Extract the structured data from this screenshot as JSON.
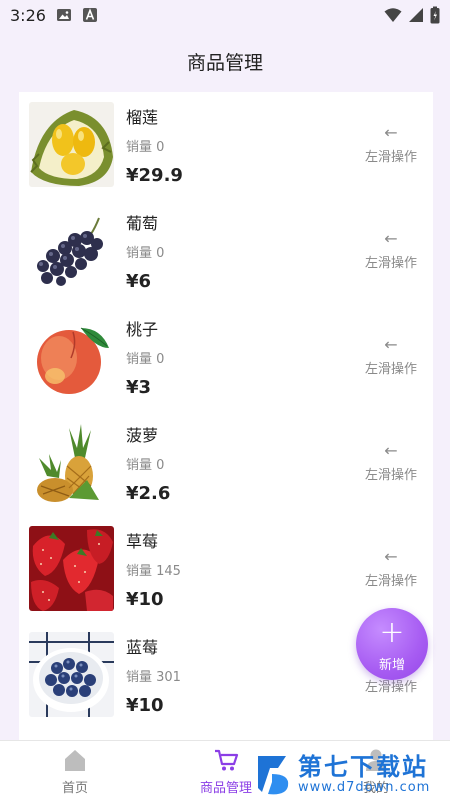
{
  "status_bar": {
    "time": "3:26"
  },
  "header": {
    "title": "商品管理"
  },
  "products": [
    {
      "name": "榴莲",
      "sales": "销量 0",
      "price": "¥29.9",
      "image": "durian"
    },
    {
      "name": "葡萄",
      "sales": "销量 0",
      "price": "¥6",
      "image": "grapes"
    },
    {
      "name": "桃子",
      "sales": "销量 0",
      "price": "¥3",
      "image": "peach"
    },
    {
      "name": "菠萝",
      "sales": "销量 0",
      "price": "¥2.6",
      "image": "pineapple"
    },
    {
      "name": "草莓",
      "sales": "销量 145",
      "price": "¥10",
      "image": "strawberry"
    },
    {
      "name": "蓝莓",
      "sales": "销量 301",
      "price": "¥10",
      "image": "blueberry"
    }
  ],
  "swipe_hint": {
    "arrow": "←",
    "label": "左滑操作"
  },
  "fab": {
    "icon": "+",
    "label": "新增"
  },
  "tabbar": {
    "tabs": [
      {
        "label": "首页",
        "icon": "home-icon",
        "active": false
      },
      {
        "label": "商品管理",
        "icon": "cart-icon",
        "active": true
      },
      {
        "label": "我的",
        "icon": "person-icon",
        "active": false
      }
    ]
  },
  "watermark": {
    "title": "第七下载站",
    "url": "www.d7down.com"
  },
  "colors": {
    "accent": "#8b3ee6",
    "background": "#f5f0fb",
    "watermark": "#1e73d6"
  }
}
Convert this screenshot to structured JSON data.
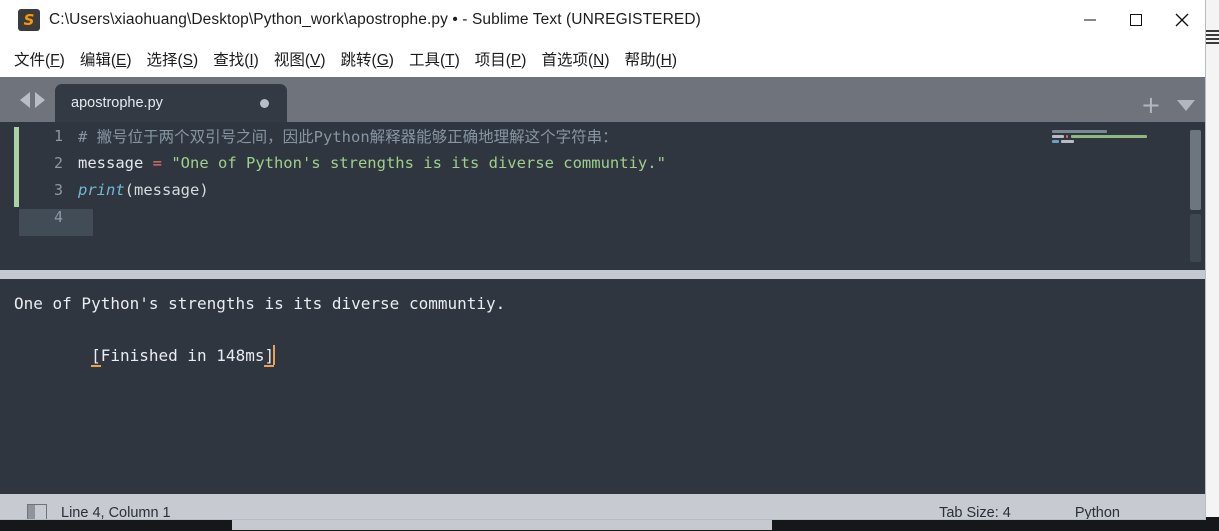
{
  "window": {
    "title": "C:\\Users\\xiaohuang\\Desktop\\Python_work\\apostrophe.py • - Sublime Text (UNREGISTERED)",
    "app_icon": "sublime-text-icon",
    "controls": {
      "minimize": "minimize-icon",
      "maximize": "maximize-icon",
      "close": "close-icon"
    }
  },
  "menubar": {
    "items": [
      {
        "label": "文件",
        "mnemonic": "F"
      },
      {
        "label": "编辑",
        "mnemonic": "E"
      },
      {
        "label": "选择",
        "mnemonic": "S"
      },
      {
        "label": "查找",
        "mnemonic": "I"
      },
      {
        "label": "视图",
        "mnemonic": "V"
      },
      {
        "label": "跳转",
        "mnemonic": "G"
      },
      {
        "label": "工具",
        "mnemonic": "T"
      },
      {
        "label": "项目",
        "mnemonic": "P"
      },
      {
        "label": "首选项",
        "mnemonic": "N"
      },
      {
        "label": "帮助",
        "mnemonic": "H"
      }
    ]
  },
  "tabbar": {
    "prev_icon": "arrow-left-icon",
    "next_icon": "arrow-right-icon",
    "tabs": [
      {
        "label": "apostrophe.py",
        "modified": true
      }
    ],
    "new_tab_label": "+",
    "tab_menu_icon": "chevron-down-icon"
  },
  "editor": {
    "lines": [
      {
        "number": "1",
        "tokens": [
          {
            "text": "# 撇号位于两个双引号之间，因此Python解释器能够正确地理解这个字符串：",
            "type": "comment"
          }
        ]
      },
      {
        "number": "2",
        "tokens": [
          {
            "text": "message ",
            "type": "var"
          },
          {
            "text": "= ",
            "type": "op"
          },
          {
            "text": "\"One of Python's strengths is its diverse communtiy.\"",
            "type": "str"
          }
        ]
      },
      {
        "number": "3",
        "tokens": [
          {
            "text": "print",
            "type": "fn"
          },
          {
            "text": "(message)",
            "type": "plain"
          }
        ]
      },
      {
        "number": "4",
        "tokens": []
      }
    ],
    "current_line": 4
  },
  "output": {
    "lines": [
      "One of Python's strengths is its diverse communtiy.",
      "[Finished in 148ms]"
    ],
    "finished_prefix": "[",
    "finished_body": "Finished in 148ms",
    "finished_suffix": "]"
  },
  "statusbar": {
    "sidebar_toggle_icon": "sidebar-toggle-icon",
    "cursor_position": "Line 4, Column 1",
    "tab_size": "Tab Size: 4",
    "syntax": "Python"
  },
  "colors": {
    "editor_bg": "#2f3640",
    "panel_bg": "#2f3640",
    "tabbar_bg": "#6e737c",
    "statusbar_bg": "#c7cad1",
    "string": "#9fd08a",
    "comment": "#8795a3",
    "operator": "#f0776a",
    "function": "#6fb8d6",
    "accent_orange": "#f0a04b",
    "modified_marker": "#a9d3a0"
  }
}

····················

What this task involves -
Reproduce the material in its entirety and word for word, without the pictures.

Answer below -
Extract the structured data from this screenshot as JSON.
{
  "status_bar": {
    "time": "3:26"
  },
  "header": {
    "title": "商品管理"
  },
  "products": [
    {
      "name": "榴莲",
      "sales": "销量 0",
      "price": "¥29.9",
      "image": "durian"
    },
    {
      "name": "葡萄",
      "sales": "销量 0",
      "price": "¥6",
      "image": "grapes"
    },
    {
      "name": "桃子",
      "sales": "销量 0",
      "price": "¥3",
      "image": "peach"
    },
    {
      "name": "菠萝",
      "sales": "销量 0",
      "price": "¥2.6",
      "image": "pineapple"
    },
    {
      "name": "草莓",
      "sales": "销量 145",
      "price": "¥10",
      "image": "strawberry"
    },
    {
      "name": "蓝莓",
      "sales": "销量 301",
      "price": "¥10",
      "image": "blueberry"
    }
  ],
  "swipe_hint": {
    "arrow": "←",
    "label": "左滑操作"
  },
  "fab": {
    "icon": "+",
    "label": "新增"
  },
  "tabbar": {
    "tabs": [
      {
        "label": "首页",
        "icon": "home-icon",
        "active": false
      },
      {
        "label": "商品管理",
        "icon": "cart-icon",
        "active": true
      },
      {
        "label": "我的",
        "icon": "person-icon",
        "active": false
      }
    ]
  },
  "watermark": {
    "title": "第七下载站",
    "url": "www.d7down.com"
  },
  "colors": {
    "accent": "#8b3ee6",
    "background": "#f5f0fb",
    "watermark": "#1e73d6"
  }
}
Convert this screenshot to structured JSON data.
{
  "window": {
    "title": "C:\\Users\\xiaohuang\\Desktop\\Python_work\\apostrophe.py • - Sublime Text (UNREGISTERED)",
    "app_icon": "sublime-text-icon",
    "controls": {
      "minimize": "minimize-icon",
      "maximize": "maximize-icon",
      "close": "close-icon"
    }
  },
  "menubar": {
    "items": [
      {
        "label": "文件",
        "mnemonic": "F"
      },
      {
        "label": "编辑",
        "mnemonic": "E"
      },
      {
        "label": "选择",
        "mnemonic": "S"
      },
      {
        "label": "查找",
        "mnemonic": "I"
      },
      {
        "label": "视图",
        "mnemonic": "V"
      },
      {
        "label": "跳转",
        "mnemonic": "G"
      },
      {
        "label": "工具",
        "mnemonic": "T"
      },
      {
        "label": "项目",
        "mnemonic": "P"
      },
      {
        "label": "首选项",
        "mnemonic": "N"
      },
      {
        "label": "帮助",
        "mnemonic": "H"
      }
    ]
  },
  "tabbar": {
    "prev_icon": "arrow-left-icon",
    "next_icon": "arrow-right-icon",
    "tabs": [
      {
        "label": "apostrophe.py",
        "modified": true
      }
    ],
    "new_tab_label": "+",
    "tab_menu_icon": "chevron-down-icon"
  },
  "editor": {
    "lines": [
      {
        "number": "1",
        "tokens": [
          {
            "text": "# 撇号位于两个双引号之间，因此Python解释器能够正确地理解这个字符串：",
            "type": "comment"
          }
        ]
      },
      {
        "number": "2",
        "tokens": [
          {
            "text": "message ",
            "type": "var"
          },
          {
            "text": "= ",
            "type": "op"
          },
          {
            "text": "\"One of Python's strengths is its diverse communtiy.\"",
            "type": "str"
          }
        ]
      },
      {
        "number": "3",
        "tokens": [
          {
            "text": "print",
            "type": "fn"
          },
          {
            "text": "(message)",
            "type": "plain"
          }
        ]
      },
      {
        "number": "4",
        "tokens": []
      }
    ],
    "current_line": 4
  },
  "output": {
    "lines": [
      "One of Python's strengths is its diverse communtiy.",
      "[Finished in 148ms]"
    ],
    "finished_prefix": "[",
    "finished_body": "Finished in 148ms",
    "finished_suffix": "]"
  },
  "statusbar": {
    "sidebar_toggle_icon": "sidebar-toggle-icon",
    "cursor_position": "Line 4, Column 1",
    "tab_size": "Tab Size: 4",
    "syntax": "Python"
  },
  "colors": {
    "editor_bg": "#2f3640",
    "panel_bg": "#2f3640",
    "tabbar_bg": "#6e737c",
    "statusbar_bg": "#c7cad1",
    "string": "#9fd08a",
    "comment": "#8795a3",
    "operator": "#f0776a",
    "function": "#6fb8d6",
    "accent_orange": "#f0a04b",
    "modified_marker": "#a9d3a0"
  }
}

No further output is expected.